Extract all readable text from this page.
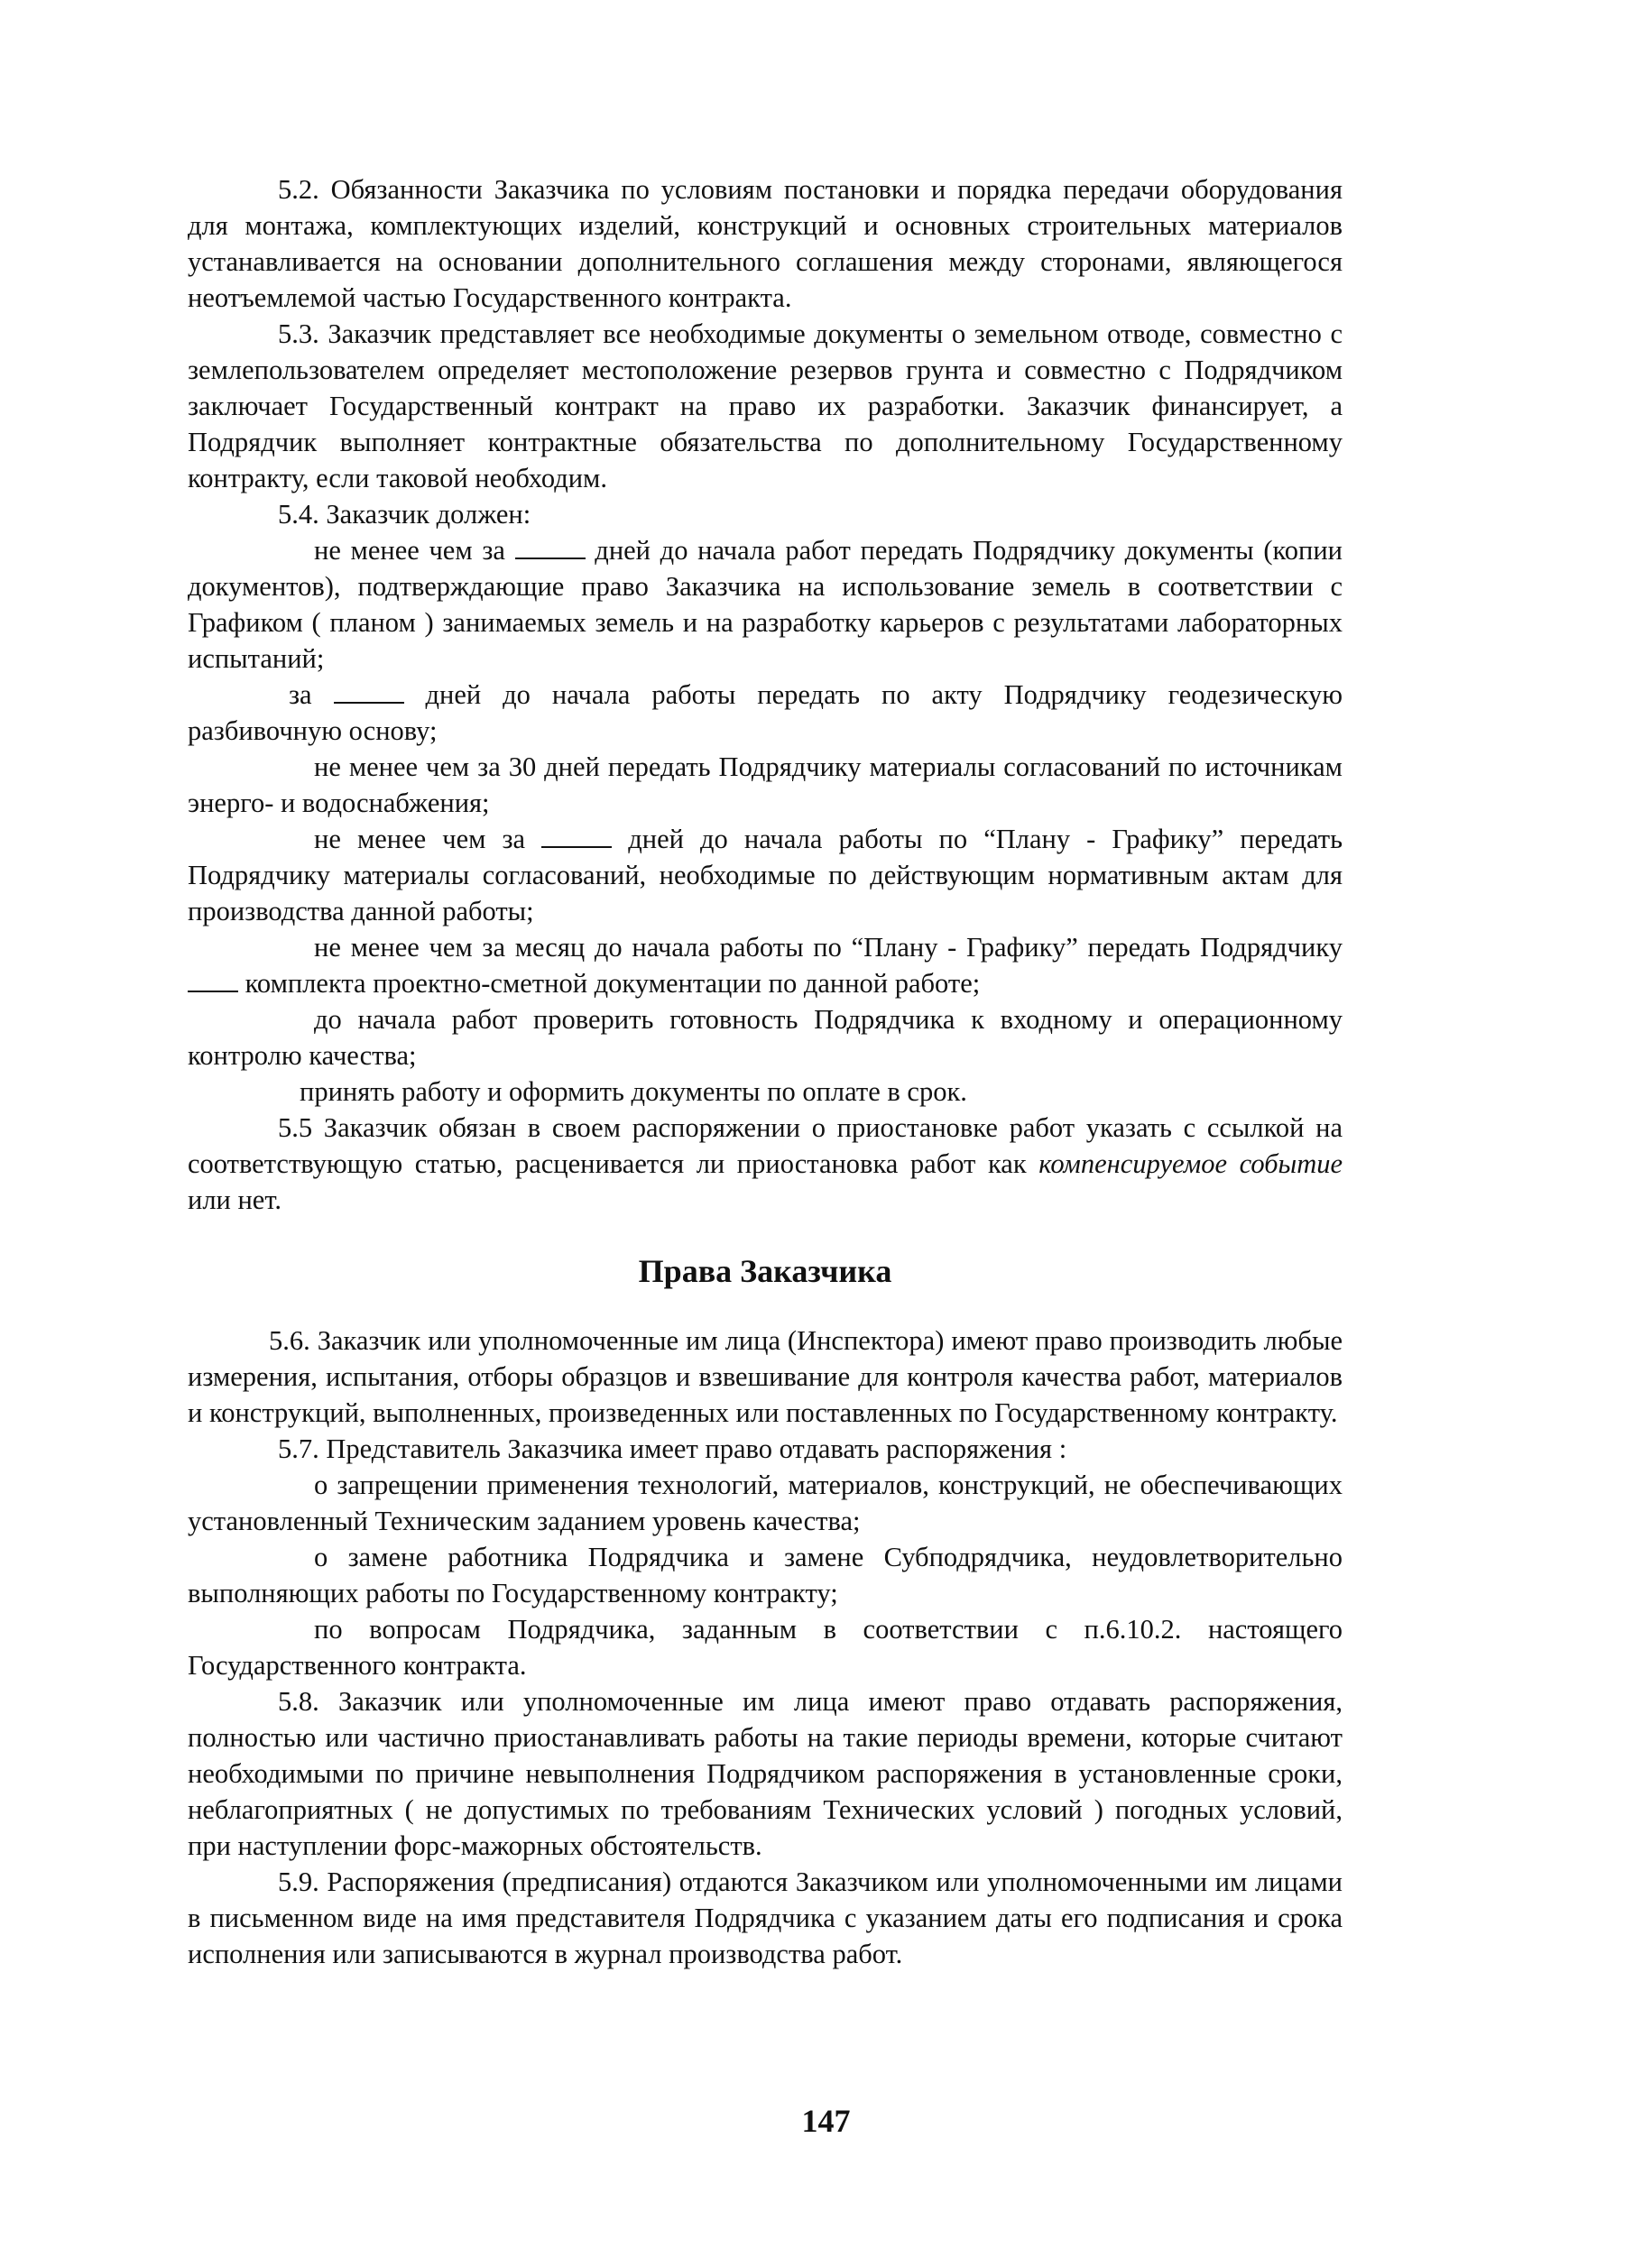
5.2. Обязанности Заказчика по условиям постановки и порядка передачи оборудования для монтажа, комплектующих изделий, конструкций и основных строительных материалов устанавливается на основании дополнительного соглашения между сторонами, являющегося неотъемлемой частью Государственного контракта.

5.3. Заказчик представляет все необходимые документы о земельном отводе, совместно с землепользователем определяет местоположение резервов грунта и совместно с Подрядчиком заключает Государственный контракт на право их разработки. Заказчик финансирует, а Подрядчик выполняет контрактные обязательства по дополнительному Государственному контракту, если таковой необходим.

5.4. Заказчик должен:

не менее чем за	дней до начала работ передать Подрядчику документы (копии документов), подтверждающие право Заказчика на использование земель в соответствии с Графиком ( планом ) занимаемых земель и на разработку карьеров с результатами лабораторных испытаний;

за	дней до начала работы передать по акту Подрядчику геодезическую разбивочную основу;

не менее чем за 30 дней передать Подрядчику материалы согласований по источникам энерго- и водоснабжения;

не менее чем за	дней до начала работы по “Плану - Графику” передать Подрядчику материалы согласований, необходимые по действующим нормативным актам для производства данной работы;

не менее чем за месяц до начала работы по “Плану - Графику” передать Подрядчику  комплекта проектно-сметной документации по данной работе;

до начала работ проверить готовность Подрядчика к входному и операционному контролю качества;

принять работу и оформить документы по оплате в срок.

5.5 Заказчик обязан в своем распоряжении о приостановке работ указать с ссылкой на соответствующую статью, расценивается ли приостановка работ как компенсируемое событие или нет.

Права Заказчика

5.6. Заказчик или уполномоченные им лица (Инспектора) имеют право производить любые измерения, испытания, отборы образцов и взвешивание для контроля качества работ, материалов и конструкций, выполненных, произведенных или поставленных по Государственному контракту.

5.7. Представитель Заказчика имеет право отдавать распоряжения :

о запрещении применения технологий, материалов, конструкций, не обеспечивающих установленный Техническим заданием уровень качества;

о замене работника Подрядчика и замене Субподрядчика, неудовлетворительно выполняющих работы по Государственному контракту;

по вопросам Подрядчика, заданным в соответствии с п.6.10.2. настоящего Государственного контракта.

5.8. Заказчик или уполномоченные им лица имеют право отдавать распоряжения, полностью или частично приостанавливать работы на такие периоды времени, которые считают необходимыми по причине невыполнения Подрядчиком распоряжения в установленные сроки, неблагоприятных ( не допустимых по требованиям Технических условий ) погодных условий, при наступлении форс-мажорных обстоятельств.

5.9. Распоряжения (предписания) отдаются Заказчиком или уполномоченными им лицами в письменном виде на имя представителя Подрядчика с указанием даты его подписания и срока исполнения или записываются в журнал производства работ.

147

-------------------------

#### [Work to be completed]
Copy each line exactly, and leave the pictures out of your copy.

#### [Finished answer]
Extract all readable text from this page.
5.2. Обязанности Заказчика по условиям постановки и порядка передачи оборудования для монтажа, комплектующих изделий, конструкций и основных строительных материалов устанавливается на основании дополнительного соглашения между сторонами, являющегося неотъемлемой частью Государственного контракта.

5.3. Заказчик представляет все необходимые документы о земельном отводе, совместно с землепользователем определяет местоположение резервов грунта и совместно с Подрядчиком заключает Государственный контракт на право их разработки. Заказчик финансирует, а Подрядчик выполняет контрактные обязательства по дополнительному Государственному контракту, если таковой необходим.

5.4. Заказчик должен:

не менее чем за	дней до начала работ передать Подрядчику документы (копии документов), подтверждающие право Заказчика на использование земель в соответствии с Графиком ( планом ) занимаемых земель и на разработку карьеров с результатами лабораторных испытаний;

за	дней до начала работы передать по акту Подрядчику геодезическую разбивочную основу;

не менее чем за 30 дней передать Подрядчику материалы согласований по источникам энерго- и водоснабжения;

не менее чем за	дней до начала работы по “Плану - Графику” передать Подрядчику материалы согласований, необходимые по действующим нормативным актам для производства данной работы;

не менее чем за месяц до начала работы по “Плану - Графику” передать Подрядчику  комплекта проектно-сметной документации по данной работе;

до начала работ проверить готовность Подрядчика к входному и операционному контролю качества;

принять работу и оформить документы по оплате в срок.

5.5 Заказчик обязан в своем распоряжении о приостановке работ указать с ссылкой на соответствующую статью, расценивается ли приостановка работ как компенсируемое событие или нет.

Права Заказчика

5.6. Заказчик или уполномоченные им лица (Инспектора) имеют право производить любые измерения, испытания, отборы образцов и взвешивание для контроля качества работ, материалов и конструкций, выполненных, произведенных или поставленных по Государственному контракту.

5.7. Представитель Заказчика имеет право отдавать распоряжения :

о запрещении применения технологий, материалов, конструкций, не обеспечивающих установленный Техническим заданием уровень качества;

о замене работника Подрядчика и замене Субподрядчика, неудовлетворительно выполняющих работы по Государственному контракту;

по вопросам Подрядчика, заданным в соответствии с п.6.10.2. настоящего Государственного контракта.

5.8. Заказчик или уполномоченные им лица имеют право отдавать распоряжения, полностью или частично приостанавливать работы на такие периоды времени, которые считают необходимыми по причине невыполнения Подрядчиком распоряжения в установленные сроки, неблагоприятных ( не допустимых по требованиям Технических условий ) погодных условий, при наступлении форс-мажорных обстоятельств.

5.9. Распоряжения (предписания) отдаются Заказчиком или уполномоченными им лицами в письменном виде на имя представителя Подрядчика с указанием даты его подписания и срока исполнения или записываются в журнал производства работ.

147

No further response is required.